*SET TASK 1*. In the ridge passage, rewrite the paragraph beginning "A Zero came skimming down their ridge" as a short bulleted list that keeps its main events.

Mitchell Paige’s men had found their peaches. Dugout Sunday’s sun had picked it out in the jungle beside the ridge. The moment the men had seen it glinting there, like a lost jewel, they whooped and went scrambling down to retrieve it. Men with American names—Leiphart, Stat, Pettyjohn, Gaston, Lock, McNabb, Swanek, Reilly, Totman, Kelly, Jonjeck, Grant, Payne, Hinson—they squatted on their haunches in the drying mud and ate with great relish the only food they would get that day.

Then they dove for their foxholes, for Admiral Kakuta’s Junyo had turned south again and her dive-bombers and Zeros were overhead.

To the east, almost exactly between Chesty Puller’s position on the left and Paige’s ridge on the right, Lucky and Juergens squatted on a ridgetop talking. They, too, heard the sound of motors—and almost too late.

A Zero came skimming down their ridge like a skier. They sprawled flat, bullets spurting dust around them. The Zero thundered over them and banked. Juergens dove into his dugout and dragged out his machine gun. He began setting it up, cursing. Lucky ran toward him. But the enemy fighter-plane was coming in to strafe again, and Juergens went sprawling again while Lucky whirled and ran for the edge of the ridge. The Zero pursued, roaring, spitting bullets, shedding tinkling cartridge cases. Lucky jumped and fell six feet, rolling down the hillside while the Zero went roaring out over the jungle roof. Then he scrambled back up the ridge and ran to squat beside Juergens.

Again, the Zero turned and made for the ridge.

“C’mon, you son of a bitch,” Juergens swore. “You won’t find it so easy this time.”3

In came the enemy plane, again spitting bullets, and the Marine gun was hammering its reply—and then a pair of Airacobras rose like genies from Henderson Field to the rear, catching the unsuspecting Zero full in their cannon sights and blasting him into a shower of debris.

*SET TASK 2*. Copy the stretch of rows that opens with the row containing "- column-2-char: 聊: [626, 1064, 665, 1109]" and closes with the row containing "- column-9-char: 始: [207, 429, 246, 474]", keeping every character unchanged.

Coordinate annotation rows
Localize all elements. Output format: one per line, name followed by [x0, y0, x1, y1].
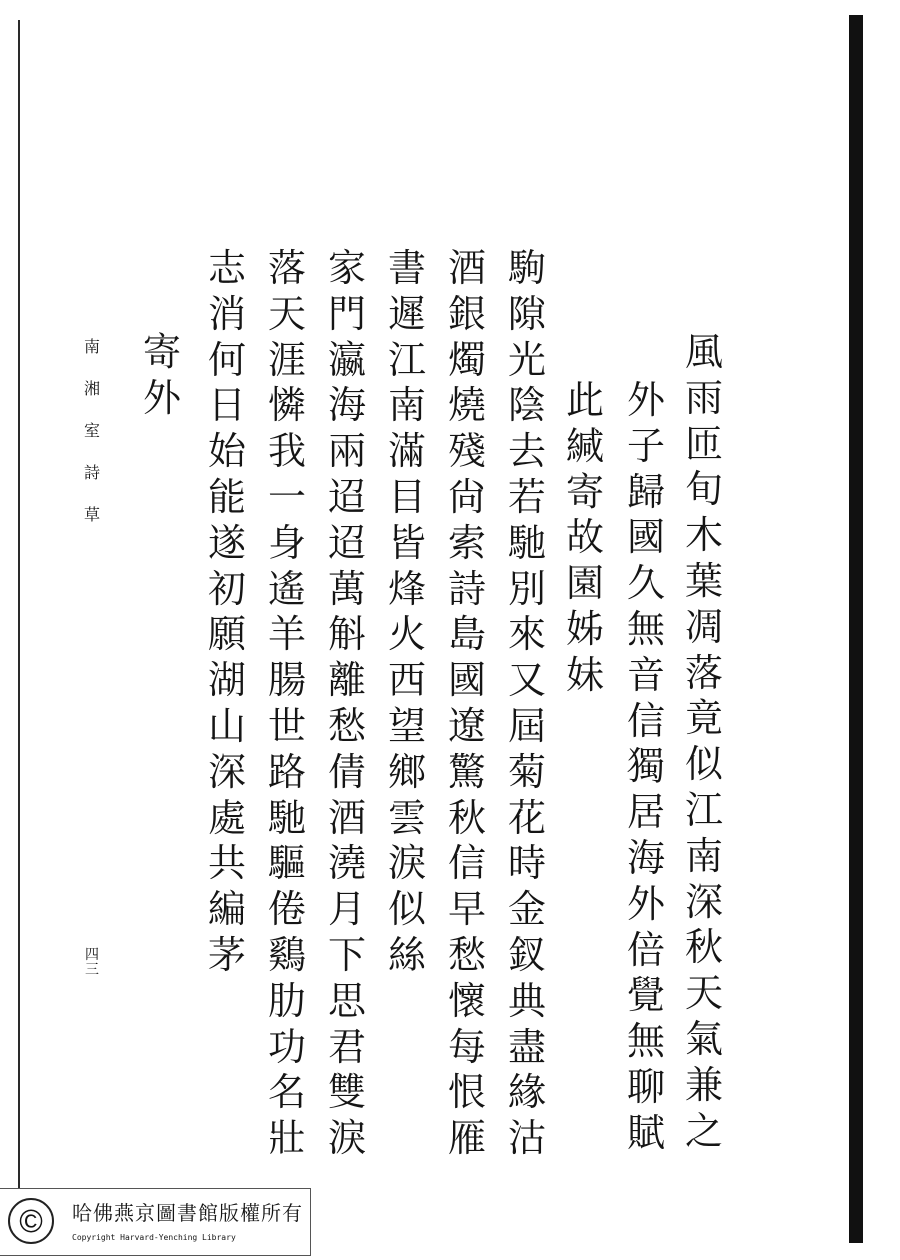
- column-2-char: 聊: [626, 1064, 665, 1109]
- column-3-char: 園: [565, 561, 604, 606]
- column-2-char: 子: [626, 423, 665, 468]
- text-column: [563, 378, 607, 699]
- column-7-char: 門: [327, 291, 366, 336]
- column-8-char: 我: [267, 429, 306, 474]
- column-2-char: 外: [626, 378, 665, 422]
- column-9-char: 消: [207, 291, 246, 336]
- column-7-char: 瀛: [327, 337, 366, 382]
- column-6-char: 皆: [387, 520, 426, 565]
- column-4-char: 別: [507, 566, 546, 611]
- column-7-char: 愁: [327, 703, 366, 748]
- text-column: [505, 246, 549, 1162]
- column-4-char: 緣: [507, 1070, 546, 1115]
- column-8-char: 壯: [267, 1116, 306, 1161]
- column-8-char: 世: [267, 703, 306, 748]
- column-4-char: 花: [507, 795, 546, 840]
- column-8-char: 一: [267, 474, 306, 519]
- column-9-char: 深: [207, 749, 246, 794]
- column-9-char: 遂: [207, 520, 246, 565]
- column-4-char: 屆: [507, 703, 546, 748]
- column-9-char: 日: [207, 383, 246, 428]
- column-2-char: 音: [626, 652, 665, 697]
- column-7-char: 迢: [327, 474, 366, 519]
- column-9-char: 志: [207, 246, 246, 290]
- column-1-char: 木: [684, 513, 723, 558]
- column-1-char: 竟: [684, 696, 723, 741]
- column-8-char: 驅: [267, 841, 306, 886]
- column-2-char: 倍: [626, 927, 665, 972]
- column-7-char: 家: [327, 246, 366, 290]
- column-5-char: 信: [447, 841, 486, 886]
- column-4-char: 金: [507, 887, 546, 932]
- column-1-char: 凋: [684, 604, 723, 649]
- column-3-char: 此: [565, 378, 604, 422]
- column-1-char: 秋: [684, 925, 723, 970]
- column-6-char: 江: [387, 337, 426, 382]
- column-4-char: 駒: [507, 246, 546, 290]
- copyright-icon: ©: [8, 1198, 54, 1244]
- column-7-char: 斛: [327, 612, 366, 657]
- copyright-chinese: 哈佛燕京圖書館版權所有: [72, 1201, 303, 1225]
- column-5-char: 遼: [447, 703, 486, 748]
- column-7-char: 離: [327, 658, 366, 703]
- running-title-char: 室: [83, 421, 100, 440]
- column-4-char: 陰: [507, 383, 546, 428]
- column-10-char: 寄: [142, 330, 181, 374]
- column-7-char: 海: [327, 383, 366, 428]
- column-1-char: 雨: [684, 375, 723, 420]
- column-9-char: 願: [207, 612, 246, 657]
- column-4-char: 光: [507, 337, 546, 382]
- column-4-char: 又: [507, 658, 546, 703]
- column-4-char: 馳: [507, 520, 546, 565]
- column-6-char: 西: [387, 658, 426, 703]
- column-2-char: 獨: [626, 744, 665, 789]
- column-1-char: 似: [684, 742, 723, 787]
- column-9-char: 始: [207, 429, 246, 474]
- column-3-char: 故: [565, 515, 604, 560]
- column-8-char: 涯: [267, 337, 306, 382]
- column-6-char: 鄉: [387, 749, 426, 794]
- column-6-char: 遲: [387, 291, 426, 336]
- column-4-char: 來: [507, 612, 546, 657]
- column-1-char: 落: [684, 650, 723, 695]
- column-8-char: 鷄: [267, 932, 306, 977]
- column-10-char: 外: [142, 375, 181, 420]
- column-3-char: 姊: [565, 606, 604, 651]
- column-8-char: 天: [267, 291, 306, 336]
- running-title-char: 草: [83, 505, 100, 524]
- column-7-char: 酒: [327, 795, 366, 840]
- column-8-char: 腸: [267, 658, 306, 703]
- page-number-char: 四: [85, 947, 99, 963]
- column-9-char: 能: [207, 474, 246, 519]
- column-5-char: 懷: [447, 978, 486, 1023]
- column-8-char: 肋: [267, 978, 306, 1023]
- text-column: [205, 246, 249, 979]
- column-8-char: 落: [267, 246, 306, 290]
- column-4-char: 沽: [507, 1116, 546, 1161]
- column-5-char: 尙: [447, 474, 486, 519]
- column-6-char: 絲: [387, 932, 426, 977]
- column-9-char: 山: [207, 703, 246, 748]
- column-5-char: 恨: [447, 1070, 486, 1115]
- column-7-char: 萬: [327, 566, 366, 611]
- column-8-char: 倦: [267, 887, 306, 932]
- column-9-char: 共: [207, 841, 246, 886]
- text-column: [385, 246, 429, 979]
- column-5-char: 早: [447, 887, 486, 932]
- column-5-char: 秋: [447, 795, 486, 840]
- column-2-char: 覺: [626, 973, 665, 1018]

*COMPLETE OUTPUT 1*.
- A Zero swept low down the ridge, and Lucky and Juergens dropped flat while bullets kicked up dust around them.
- The plane roared over and banked. Juergens dove into his dugout, dragged out his machine gun and, cursing, began setting it up as Lucky ran toward him.
- The Zero came back to strafe. Juergens went flat again, and Lucky ran for the edge of the ridge with the plane chasing him, firing and shedding cartridge cases.
- Lucky jumped, fell six feet and rolled down the hillside as the Zero flew out over the jungle.
- He then climbed back up the ridge and crouched beside Juergens.

*COMPLETE OUTPUT 2*.
- column-2-char: 聊: [626, 1064, 665, 1109]
- column-3-char: 園: [565, 561, 604, 606]
- column-2-char: 子: [626, 423, 665, 468]
- text-column: [563, 378, 607, 699]
- column-7-char: 門: [327, 291, 366, 336]
- column-8-char: 我: [267, 429, 306, 474]
- column-2-char: 外: [626, 378, 665, 422]
- column-9-char: 消: [207, 291, 246, 336]
- column-7-char: 瀛: [327, 337, 366, 382]
- column-6-char: 皆: [387, 520, 426, 565]
- column-4-char: 別: [507, 566, 546, 611]
- column-7-char: 愁: [327, 703, 366, 748]
- text-column: [505, 246, 549, 1162]
- column-4-char: 緣: [507, 1070, 546, 1115]
- column-8-char: 壯: [267, 1116, 306, 1161]
- column-8-char: 世: [267, 703, 306, 748]
- column-4-char: 花: [507, 795, 546, 840]
- column-8-char: 一: [267, 474, 306, 519]
- column-9-char: 深: [207, 749, 246, 794]
- column-9-char: 遂: [207, 520, 246, 565]
- column-4-char: 屆: [507, 703, 546, 748]
- column-9-char: 日: [207, 383, 246, 428]
- column-2-char: 音: [626, 652, 665, 697]
- column-7-char: 迢: [327, 474, 366, 519]
- column-9-char: 志: [207, 246, 246, 290]
- column-1-char: 木: [684, 513, 723, 558]
- column-1-char: 竟: [684, 696, 723, 741]
- column-8-char: 驅: [267, 841, 306, 886]
- column-2-char: 倍: [626, 927, 665, 972]
- column-7-char: 家: [327, 246, 366, 290]
- column-5-char: 信: [447, 841, 486, 886]
- column-4-char: 金: [507, 887, 546, 932]
- column-1-char: 凋: [684, 604, 723, 649]
- column-3-char: 此: [565, 378, 604, 422]
- column-1-char: 秋: [684, 925, 723, 970]
- column-6-char: 江: [387, 337, 426, 382]
- column-4-char: 駒: [507, 246, 546, 290]
- copyright-icon: ©: [8, 1198, 54, 1244]
- column-7-char: 斛: [327, 612, 366, 657]
- copyright-chinese: 哈佛燕京圖書館版權所有: [72, 1201, 303, 1225]
- column-5-char: 遼: [447, 703, 486, 748]
- column-7-char: 離: [327, 658, 366, 703]
- running-title-char: 室: [83, 421, 100, 440]
- column-4-char: 陰: [507, 383, 546, 428]
- column-10-char: 寄: [142, 330, 181, 374]
- column-7-char: 海: [327, 383, 366, 428]
- column-1-char: 雨: [684, 375, 723, 420]
- column-9-char: 願: [207, 612, 246, 657]
- column-4-char: 光: [507, 337, 546, 382]
- column-4-char: 又: [507, 658, 546, 703]
- column-4-char: 馳: [507, 520, 546, 565]
- column-6-char: 西: [387, 658, 426, 703]
- column-2-char: 獨: [626, 744, 665, 789]
- column-1-char: 似: [684, 742, 723, 787]
- column-9-char: 始: [207, 429, 246, 474]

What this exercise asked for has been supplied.